### EJERCICIO PROPUESTO 1
Copia sin cambios el fragmento del texto sobre Juan José Becerra que empieza con las palabras "Becerra (Junín, 1965)" y termina con "en diversos medios.".
### EJERCICIO PROPUESTO 2
Según el texto sobre Juan José Becerra, indica si cada afirmación es correcta (sí o no) y cita las palabras del texto que lo deciden: (a) Becerra nació en Junín en 1965. (b) Becerra ha publicado cinco ensayos. (c) Becerra escribe columnas en un solo medio.
### EJERCICIO PROPUESTO 3
¿Qué ensayo de Becerra destaca el texto proporcionado por su forma crítica y con humor?

### TEXTO PROPORCIONADO
/---
Fotografía: Bernardino Ávila

En el acto de escribir el intento firme se posiciona por tocar algunas fibras de la sensibilidad que puedan producir otra experiencia vital. Juan José Becerra, uno de los representantes de ese gremio de mover estanterías, se sentó a charlar con NAN y puso en la superficie la desmitificación de algunos usos actuales del lenguaje en la literatura. Este autor que trabaja con la materia cruda, sin pasarla por ninguna maquina moralista, pone a andar los pilares de la imaginación y forma historias que no intentan ponerse en el lugar de nadie. Solo cuentan desde esa fatalidad de la inseguridad de saber que capítulo a capítulo la incertidumbre se hace más fuerte. Está latente ese desafío de no depender de ninguna referencia o experiencia en particular y es lo que lo mueve a buscar cosas que se creían ahí y que con el correr de la escritura empiezan a hacerse trizas hasta quedarse en un pensamiento de primer orden.

 

Becerra (Junín, 1965) es autor de seis novelas, entre ellas, Toda la verdadEl espectáculo del tiempo, su último trabajo, que fueron editados por Seix Barral. Además también publicó tres ensayos. Entre ellos, Patriotas se destaca por su forma crítica y con humor de abordar la construcción hegemónica de personajes de la política que, a través de periodistas con mucho peso en los medios más concentrados, fueron referentes y ahora nos gobiernan. Asimismo, es columnista en diversos medios.
\---
Registros de cuadros etiquetados:
/---
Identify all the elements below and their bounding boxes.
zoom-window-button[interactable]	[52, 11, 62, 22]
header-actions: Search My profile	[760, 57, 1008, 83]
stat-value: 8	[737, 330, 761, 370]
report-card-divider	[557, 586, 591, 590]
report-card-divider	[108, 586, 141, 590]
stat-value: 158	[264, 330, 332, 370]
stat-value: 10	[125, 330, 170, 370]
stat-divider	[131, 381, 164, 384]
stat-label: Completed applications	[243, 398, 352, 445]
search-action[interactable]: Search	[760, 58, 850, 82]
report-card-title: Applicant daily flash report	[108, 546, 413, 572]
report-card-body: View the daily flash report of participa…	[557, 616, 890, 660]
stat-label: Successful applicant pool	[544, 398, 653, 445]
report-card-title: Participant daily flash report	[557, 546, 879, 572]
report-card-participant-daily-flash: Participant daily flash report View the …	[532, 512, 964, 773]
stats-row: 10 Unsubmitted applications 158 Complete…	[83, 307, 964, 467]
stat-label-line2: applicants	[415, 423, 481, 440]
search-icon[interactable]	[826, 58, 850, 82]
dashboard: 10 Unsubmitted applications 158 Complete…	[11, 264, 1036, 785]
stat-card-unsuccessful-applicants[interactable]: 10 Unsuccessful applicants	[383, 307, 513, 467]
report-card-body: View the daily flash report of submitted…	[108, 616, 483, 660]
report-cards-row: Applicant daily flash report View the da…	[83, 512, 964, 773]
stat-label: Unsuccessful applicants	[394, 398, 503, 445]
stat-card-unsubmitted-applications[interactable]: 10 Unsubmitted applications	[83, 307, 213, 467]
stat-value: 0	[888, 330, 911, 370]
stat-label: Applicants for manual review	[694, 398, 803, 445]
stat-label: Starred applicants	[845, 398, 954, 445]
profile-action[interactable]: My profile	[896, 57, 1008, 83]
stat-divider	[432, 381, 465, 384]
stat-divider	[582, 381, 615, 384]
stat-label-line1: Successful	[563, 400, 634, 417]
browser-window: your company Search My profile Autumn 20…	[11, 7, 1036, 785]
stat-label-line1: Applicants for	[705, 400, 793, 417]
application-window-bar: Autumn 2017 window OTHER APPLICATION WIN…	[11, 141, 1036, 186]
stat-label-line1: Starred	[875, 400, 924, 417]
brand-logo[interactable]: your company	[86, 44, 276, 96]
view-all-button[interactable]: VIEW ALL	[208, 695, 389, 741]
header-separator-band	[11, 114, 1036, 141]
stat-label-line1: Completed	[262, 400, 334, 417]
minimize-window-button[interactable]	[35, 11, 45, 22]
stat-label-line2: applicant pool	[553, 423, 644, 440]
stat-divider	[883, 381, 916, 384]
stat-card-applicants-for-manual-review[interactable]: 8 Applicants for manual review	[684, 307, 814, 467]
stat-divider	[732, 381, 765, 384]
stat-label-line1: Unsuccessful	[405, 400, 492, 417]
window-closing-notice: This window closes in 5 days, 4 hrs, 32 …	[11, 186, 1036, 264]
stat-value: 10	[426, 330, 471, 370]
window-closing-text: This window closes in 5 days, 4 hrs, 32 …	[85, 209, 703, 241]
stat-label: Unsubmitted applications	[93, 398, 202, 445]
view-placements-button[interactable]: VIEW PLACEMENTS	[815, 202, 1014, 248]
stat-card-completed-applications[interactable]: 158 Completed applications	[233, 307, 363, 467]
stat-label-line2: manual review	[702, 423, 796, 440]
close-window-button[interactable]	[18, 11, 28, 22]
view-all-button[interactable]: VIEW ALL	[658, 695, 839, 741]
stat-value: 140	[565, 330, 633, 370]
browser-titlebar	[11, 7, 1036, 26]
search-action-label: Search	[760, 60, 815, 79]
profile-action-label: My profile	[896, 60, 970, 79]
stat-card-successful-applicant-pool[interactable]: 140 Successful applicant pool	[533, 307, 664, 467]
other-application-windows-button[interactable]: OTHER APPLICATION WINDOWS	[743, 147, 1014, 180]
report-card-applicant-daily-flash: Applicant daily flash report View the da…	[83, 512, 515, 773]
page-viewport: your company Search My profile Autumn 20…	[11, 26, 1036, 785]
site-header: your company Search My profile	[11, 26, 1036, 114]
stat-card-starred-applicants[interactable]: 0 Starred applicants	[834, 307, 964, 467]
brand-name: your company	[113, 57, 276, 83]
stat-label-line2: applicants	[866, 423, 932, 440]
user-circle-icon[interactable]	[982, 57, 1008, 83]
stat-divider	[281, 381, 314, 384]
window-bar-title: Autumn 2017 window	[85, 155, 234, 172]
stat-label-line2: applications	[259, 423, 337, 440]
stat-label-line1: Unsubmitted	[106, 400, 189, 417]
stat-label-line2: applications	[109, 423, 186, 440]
\---
### RESPUESTA ESCRITA 1
Becerra (Junín, 1965) es autor de seis novelas, entre ellas, Toda la verdadEl espectáculo del tiempo, su último trabajo, que fueron editados por Seix Barral. Además también publicó tres ensayos. Entre ellos, Patriotas se destaca por su forma crítica y con humor de abordar la construcción hegemónica de personajes de la política que, a través de periodistas con mucho peso en los medios más concentrados, fueron referentes y ahora nos gobiernan. Asimismo, es columnista en diversos medios.

### RESPUESTA ESCRITA 2
(a) Sí: "Becerra (Junín, 1965)".
(b) No: "Además también publicó tres ensayos."
(c) No: "es columnista en diversos medios."

### RESPUESTA ESCRITA 3
Patriotas.